- Figure collection entries
# # # # #
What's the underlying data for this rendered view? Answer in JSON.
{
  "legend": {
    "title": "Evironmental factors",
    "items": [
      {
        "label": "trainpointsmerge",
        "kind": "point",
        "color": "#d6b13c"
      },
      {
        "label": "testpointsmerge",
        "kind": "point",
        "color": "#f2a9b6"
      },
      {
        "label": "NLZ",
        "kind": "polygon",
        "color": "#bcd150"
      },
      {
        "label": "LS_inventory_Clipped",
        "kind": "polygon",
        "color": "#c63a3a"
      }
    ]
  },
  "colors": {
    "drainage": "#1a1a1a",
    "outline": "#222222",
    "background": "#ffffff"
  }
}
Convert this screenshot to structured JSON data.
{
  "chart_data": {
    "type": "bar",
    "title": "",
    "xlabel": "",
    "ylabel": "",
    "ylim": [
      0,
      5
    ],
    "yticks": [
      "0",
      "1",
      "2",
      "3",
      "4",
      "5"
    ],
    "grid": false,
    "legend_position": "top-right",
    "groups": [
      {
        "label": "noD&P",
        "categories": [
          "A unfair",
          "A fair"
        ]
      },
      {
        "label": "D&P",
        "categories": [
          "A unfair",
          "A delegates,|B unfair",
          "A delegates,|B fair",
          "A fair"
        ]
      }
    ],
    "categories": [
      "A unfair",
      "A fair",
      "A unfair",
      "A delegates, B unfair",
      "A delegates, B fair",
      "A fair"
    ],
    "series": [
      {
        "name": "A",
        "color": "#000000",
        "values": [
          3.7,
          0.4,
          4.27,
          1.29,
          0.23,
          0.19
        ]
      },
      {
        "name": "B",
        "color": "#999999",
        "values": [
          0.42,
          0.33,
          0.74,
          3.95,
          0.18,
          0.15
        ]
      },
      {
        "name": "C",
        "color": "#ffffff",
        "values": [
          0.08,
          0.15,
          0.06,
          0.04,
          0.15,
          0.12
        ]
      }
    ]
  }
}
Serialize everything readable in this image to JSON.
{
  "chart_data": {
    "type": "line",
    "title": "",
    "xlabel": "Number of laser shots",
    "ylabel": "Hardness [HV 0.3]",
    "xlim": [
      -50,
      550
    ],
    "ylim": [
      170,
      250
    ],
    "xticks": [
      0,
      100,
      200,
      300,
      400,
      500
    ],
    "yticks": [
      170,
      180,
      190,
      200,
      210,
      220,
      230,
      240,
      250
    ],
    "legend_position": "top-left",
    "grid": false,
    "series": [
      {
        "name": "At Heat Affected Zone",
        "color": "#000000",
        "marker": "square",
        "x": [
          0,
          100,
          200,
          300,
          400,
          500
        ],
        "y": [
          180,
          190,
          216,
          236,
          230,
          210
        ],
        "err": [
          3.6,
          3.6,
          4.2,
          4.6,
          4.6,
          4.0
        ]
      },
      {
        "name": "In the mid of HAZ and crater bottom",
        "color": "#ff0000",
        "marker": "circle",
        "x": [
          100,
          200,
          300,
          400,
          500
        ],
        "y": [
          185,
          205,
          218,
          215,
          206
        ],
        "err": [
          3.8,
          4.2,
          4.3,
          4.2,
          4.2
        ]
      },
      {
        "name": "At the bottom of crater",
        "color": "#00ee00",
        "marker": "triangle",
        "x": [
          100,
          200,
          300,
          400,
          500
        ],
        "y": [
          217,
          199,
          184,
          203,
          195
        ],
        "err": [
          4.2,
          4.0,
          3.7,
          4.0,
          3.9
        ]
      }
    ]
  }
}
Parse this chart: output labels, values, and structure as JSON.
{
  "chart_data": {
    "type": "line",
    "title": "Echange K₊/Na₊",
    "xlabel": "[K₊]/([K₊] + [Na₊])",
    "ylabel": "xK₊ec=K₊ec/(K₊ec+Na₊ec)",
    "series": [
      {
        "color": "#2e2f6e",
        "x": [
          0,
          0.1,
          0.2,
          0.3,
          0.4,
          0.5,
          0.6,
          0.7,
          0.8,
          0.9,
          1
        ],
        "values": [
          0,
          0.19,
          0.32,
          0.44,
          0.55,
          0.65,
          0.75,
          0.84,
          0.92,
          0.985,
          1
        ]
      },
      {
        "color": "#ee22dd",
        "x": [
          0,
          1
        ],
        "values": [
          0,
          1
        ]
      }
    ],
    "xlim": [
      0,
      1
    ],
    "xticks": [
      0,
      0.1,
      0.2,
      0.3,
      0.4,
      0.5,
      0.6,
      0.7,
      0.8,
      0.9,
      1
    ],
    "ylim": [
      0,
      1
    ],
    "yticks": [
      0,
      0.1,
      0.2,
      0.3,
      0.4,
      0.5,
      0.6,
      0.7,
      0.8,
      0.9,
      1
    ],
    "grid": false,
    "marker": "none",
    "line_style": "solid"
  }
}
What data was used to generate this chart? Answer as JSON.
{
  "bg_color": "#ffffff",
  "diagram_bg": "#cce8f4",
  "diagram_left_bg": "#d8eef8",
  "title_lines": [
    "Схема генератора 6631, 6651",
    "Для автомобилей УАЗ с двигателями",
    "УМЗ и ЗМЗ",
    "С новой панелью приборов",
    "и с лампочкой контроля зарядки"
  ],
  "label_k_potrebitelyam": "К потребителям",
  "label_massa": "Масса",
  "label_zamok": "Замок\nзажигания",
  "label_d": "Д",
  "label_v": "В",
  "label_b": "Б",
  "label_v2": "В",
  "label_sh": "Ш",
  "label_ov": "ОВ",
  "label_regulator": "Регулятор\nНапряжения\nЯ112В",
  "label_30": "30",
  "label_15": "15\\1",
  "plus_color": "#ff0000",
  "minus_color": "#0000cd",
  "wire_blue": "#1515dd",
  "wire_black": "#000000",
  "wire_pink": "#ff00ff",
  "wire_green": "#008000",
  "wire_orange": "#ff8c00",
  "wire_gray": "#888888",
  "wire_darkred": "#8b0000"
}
# # # # #
- Task objective
Exactly and only the lines from the line containing "What data was" through the last line of the entries should be copied, both ends included.

- Solution to this task
What data was used to generate this chart? Answer as JSON.
{
  "bg_color": "#ffffff",
  "diagram_bg": "#cce8f4",
  "diagram_left_bg": "#d8eef8",
  "title_lines": [
    "Схема генератора 6631, 6651",
    "Для автомобилей УАЗ с двигателями",
    "УМЗ и ЗМЗ",
    "С новой панелью приборов",
    "и с лампочкой контроля зарядки"
  ],
  "label_k_potrebitelyam": "К потребителям",
  "label_massa": "Масса",
  "label_zamok": "Замок\nзажигания",
  "label_d": "Д",
  "label_v": "В",
  "label_b": "Б",
  "label_v2": "В",
  "label_sh": "Ш",
  "label_ov": "ОВ",
  "label_regulator": "Регулятор\nНапряжения\nЯ112В",
  "label_30": "30",
  "label_15": "15\\1",
  "plus_color": "#ff0000",
  "minus_color": "#0000cd",
  "wire_blue": "#1515dd",
  "wire_black": "#000000",
  "wire_pink": "#ff00ff",
  "wire_green": "#008000",
  "wire_orange": "#ff8c00",
  "wire_gray": "#888888",
  "wire_darkred": "#8b0000"
}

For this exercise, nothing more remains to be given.